#### What is required:
Find every line in the records below that contains the word "arguments", and copy each such line.
-------
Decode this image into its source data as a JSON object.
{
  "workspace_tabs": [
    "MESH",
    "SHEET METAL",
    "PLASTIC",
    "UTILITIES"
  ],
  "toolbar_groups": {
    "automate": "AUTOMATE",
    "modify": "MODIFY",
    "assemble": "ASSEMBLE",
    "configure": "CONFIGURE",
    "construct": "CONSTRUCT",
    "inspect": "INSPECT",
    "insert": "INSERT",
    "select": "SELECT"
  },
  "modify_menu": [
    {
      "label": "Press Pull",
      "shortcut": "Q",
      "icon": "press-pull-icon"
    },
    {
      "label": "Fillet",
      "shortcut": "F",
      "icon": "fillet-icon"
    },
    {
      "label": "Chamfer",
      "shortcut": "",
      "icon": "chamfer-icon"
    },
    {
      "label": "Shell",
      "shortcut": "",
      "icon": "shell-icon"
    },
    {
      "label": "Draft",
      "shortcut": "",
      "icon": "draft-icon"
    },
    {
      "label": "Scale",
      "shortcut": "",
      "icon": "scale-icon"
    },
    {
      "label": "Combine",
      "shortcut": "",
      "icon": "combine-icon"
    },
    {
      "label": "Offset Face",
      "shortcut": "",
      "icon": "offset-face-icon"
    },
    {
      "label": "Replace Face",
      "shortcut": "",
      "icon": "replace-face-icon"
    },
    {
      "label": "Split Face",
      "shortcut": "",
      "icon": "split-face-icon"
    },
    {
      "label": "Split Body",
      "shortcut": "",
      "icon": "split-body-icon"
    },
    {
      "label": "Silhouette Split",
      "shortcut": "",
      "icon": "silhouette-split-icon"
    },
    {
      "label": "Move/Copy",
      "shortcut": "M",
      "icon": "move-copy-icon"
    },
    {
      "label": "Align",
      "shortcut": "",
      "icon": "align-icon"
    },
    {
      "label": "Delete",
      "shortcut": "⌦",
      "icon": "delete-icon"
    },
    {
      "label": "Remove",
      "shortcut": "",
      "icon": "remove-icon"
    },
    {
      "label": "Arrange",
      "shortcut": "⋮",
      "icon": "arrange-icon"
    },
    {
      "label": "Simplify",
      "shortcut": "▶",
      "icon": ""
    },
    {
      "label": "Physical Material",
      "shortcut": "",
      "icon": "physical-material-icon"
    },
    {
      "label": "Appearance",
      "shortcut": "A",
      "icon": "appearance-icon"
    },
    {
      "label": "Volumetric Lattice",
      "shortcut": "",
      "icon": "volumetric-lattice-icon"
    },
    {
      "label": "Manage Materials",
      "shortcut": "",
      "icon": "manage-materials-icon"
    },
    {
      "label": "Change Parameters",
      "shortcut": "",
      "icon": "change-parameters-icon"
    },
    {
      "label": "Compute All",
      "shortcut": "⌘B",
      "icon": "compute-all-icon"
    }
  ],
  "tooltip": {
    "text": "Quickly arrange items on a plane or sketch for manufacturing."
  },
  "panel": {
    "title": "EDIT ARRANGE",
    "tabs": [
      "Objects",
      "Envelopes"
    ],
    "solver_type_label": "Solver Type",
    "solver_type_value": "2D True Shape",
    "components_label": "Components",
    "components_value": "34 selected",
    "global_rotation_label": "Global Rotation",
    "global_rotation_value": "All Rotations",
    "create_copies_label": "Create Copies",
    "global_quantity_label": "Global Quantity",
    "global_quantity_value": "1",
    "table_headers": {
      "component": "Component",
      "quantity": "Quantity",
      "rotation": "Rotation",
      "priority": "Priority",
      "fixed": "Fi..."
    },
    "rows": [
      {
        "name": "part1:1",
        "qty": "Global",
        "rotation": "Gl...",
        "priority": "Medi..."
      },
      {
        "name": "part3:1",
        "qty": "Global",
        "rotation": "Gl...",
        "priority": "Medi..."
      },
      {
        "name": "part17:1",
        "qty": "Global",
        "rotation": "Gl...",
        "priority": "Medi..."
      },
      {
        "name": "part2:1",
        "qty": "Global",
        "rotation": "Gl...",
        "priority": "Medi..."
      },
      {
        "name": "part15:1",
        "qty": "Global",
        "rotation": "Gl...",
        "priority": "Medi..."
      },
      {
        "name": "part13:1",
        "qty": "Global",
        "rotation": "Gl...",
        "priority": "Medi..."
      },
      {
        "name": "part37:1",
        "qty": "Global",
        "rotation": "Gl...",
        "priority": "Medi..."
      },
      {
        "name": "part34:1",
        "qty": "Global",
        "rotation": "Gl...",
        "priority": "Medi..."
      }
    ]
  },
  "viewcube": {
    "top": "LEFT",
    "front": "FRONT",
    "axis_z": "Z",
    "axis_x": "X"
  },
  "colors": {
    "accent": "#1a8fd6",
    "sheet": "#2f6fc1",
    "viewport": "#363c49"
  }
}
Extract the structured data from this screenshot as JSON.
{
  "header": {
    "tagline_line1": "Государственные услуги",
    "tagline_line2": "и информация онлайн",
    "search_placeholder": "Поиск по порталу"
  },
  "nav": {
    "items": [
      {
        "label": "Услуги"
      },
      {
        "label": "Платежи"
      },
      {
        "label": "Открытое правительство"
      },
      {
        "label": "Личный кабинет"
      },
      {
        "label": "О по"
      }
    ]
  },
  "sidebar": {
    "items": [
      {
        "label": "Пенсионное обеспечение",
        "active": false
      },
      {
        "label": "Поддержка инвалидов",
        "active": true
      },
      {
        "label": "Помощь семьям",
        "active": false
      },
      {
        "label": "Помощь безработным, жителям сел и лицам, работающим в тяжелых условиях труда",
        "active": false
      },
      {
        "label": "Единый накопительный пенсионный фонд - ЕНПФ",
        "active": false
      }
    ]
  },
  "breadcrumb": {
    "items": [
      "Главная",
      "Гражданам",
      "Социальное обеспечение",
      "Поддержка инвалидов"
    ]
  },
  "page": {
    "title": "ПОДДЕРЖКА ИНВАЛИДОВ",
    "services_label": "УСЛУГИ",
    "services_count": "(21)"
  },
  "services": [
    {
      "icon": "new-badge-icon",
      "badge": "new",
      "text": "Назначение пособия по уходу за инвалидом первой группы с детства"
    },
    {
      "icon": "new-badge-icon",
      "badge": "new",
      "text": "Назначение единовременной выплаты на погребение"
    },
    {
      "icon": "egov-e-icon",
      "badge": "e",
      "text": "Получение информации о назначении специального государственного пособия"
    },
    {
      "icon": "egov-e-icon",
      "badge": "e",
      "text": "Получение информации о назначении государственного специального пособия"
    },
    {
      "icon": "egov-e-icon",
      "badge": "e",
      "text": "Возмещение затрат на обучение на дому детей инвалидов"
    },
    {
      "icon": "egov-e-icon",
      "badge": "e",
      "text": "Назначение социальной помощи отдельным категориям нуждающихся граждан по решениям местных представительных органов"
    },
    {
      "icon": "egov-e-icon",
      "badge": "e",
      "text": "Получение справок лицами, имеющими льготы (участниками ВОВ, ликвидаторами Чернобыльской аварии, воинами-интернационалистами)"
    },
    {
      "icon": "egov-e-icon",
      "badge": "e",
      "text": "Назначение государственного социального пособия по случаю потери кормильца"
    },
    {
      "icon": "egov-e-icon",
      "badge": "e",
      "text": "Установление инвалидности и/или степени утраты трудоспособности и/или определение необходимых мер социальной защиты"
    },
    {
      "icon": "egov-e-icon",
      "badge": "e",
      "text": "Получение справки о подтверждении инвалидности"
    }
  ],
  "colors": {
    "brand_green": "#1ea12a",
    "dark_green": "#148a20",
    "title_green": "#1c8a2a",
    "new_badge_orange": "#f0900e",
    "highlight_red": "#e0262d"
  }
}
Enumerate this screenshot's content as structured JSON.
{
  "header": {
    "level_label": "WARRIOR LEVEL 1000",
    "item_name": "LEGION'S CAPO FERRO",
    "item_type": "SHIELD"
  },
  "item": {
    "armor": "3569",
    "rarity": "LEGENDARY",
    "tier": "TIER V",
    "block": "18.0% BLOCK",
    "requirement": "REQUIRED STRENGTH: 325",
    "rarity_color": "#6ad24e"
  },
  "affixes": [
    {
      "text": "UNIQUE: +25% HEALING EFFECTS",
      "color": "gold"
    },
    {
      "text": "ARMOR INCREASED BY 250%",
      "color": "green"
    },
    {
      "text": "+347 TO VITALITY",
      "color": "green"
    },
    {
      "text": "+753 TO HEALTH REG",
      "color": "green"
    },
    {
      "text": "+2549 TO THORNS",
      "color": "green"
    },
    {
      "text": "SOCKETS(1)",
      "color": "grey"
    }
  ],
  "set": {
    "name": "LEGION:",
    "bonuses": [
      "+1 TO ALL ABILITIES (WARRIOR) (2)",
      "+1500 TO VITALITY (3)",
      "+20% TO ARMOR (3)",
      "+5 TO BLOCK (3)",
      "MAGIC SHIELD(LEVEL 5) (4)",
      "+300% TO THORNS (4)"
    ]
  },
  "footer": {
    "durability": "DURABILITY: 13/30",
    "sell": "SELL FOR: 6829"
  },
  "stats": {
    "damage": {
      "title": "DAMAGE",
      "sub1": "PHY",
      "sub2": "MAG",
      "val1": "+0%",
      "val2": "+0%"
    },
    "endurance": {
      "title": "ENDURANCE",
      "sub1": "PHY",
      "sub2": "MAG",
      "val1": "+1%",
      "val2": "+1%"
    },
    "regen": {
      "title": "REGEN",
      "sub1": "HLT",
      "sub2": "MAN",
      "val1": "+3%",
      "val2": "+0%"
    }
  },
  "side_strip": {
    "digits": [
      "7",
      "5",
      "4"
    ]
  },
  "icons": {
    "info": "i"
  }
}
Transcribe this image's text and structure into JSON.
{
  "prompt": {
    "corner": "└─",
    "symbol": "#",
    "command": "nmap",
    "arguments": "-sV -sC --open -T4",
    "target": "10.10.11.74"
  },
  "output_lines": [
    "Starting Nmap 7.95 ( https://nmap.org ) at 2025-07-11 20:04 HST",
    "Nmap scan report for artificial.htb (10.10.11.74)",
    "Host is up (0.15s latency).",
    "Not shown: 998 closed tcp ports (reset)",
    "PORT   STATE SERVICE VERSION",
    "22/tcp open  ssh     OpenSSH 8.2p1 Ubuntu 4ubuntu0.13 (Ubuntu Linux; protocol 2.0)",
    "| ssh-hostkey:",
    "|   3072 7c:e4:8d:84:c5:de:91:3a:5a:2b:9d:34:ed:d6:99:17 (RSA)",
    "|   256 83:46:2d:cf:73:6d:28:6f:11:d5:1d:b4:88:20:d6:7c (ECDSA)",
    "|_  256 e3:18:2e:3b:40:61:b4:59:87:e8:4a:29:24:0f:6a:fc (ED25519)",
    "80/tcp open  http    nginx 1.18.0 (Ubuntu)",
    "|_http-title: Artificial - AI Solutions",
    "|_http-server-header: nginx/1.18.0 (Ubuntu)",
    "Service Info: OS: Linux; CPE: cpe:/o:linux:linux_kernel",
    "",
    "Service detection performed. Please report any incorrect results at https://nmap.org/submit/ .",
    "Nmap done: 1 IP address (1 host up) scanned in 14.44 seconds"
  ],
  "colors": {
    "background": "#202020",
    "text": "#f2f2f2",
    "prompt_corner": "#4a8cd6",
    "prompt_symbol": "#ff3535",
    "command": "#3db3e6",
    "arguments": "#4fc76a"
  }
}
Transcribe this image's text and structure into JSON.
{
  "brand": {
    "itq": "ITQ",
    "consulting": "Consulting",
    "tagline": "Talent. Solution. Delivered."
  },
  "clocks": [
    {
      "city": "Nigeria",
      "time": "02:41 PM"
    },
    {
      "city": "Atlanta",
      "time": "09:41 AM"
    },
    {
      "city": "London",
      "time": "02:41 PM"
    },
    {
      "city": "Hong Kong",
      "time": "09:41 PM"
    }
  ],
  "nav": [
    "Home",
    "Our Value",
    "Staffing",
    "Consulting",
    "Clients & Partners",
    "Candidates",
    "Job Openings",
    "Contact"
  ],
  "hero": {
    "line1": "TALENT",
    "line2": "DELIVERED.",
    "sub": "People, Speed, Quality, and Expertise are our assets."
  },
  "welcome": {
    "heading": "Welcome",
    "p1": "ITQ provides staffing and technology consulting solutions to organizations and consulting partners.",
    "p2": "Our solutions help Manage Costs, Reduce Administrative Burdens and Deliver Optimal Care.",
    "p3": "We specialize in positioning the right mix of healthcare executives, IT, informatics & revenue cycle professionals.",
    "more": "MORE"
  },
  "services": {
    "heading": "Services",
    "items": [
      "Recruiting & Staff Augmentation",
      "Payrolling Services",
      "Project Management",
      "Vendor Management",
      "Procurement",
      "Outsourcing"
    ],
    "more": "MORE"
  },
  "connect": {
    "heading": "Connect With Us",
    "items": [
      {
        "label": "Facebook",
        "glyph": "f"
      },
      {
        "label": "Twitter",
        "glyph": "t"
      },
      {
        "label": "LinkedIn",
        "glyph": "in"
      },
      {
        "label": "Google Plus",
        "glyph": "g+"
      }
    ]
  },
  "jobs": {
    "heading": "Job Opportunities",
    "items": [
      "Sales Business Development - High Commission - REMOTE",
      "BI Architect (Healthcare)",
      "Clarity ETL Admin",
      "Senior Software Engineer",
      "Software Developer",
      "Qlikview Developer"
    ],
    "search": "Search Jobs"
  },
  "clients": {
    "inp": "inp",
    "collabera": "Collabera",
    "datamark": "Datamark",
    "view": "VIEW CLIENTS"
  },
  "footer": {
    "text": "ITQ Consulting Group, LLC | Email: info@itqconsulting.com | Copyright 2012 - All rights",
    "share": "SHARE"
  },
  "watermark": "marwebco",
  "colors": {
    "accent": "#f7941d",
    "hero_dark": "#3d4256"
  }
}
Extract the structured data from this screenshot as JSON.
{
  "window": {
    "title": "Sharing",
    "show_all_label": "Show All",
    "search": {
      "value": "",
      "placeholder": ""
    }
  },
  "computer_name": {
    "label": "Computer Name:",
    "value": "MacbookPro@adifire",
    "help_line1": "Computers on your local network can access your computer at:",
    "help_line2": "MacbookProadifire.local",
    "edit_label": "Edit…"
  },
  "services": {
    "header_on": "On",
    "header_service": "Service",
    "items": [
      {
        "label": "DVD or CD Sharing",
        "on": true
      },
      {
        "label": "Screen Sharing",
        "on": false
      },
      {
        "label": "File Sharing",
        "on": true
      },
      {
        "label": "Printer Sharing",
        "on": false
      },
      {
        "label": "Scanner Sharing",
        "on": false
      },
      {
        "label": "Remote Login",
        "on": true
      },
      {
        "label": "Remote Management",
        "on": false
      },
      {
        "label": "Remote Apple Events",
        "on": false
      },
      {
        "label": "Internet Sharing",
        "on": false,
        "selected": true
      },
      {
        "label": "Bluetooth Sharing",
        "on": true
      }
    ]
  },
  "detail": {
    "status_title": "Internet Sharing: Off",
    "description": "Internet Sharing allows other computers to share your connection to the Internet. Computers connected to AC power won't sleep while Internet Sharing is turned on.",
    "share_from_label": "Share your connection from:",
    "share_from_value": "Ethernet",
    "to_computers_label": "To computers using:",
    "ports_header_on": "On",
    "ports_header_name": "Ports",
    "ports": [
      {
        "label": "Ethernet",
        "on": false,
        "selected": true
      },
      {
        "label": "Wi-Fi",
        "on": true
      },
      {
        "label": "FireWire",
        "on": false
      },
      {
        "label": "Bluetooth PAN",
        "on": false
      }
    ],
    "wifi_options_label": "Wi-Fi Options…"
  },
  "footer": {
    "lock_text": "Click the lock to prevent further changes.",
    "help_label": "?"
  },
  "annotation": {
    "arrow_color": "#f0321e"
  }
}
-------
#### Exercise solution:
    "arguments": "-sV -sC --open -T4",
    "arguments": "#4fc76a"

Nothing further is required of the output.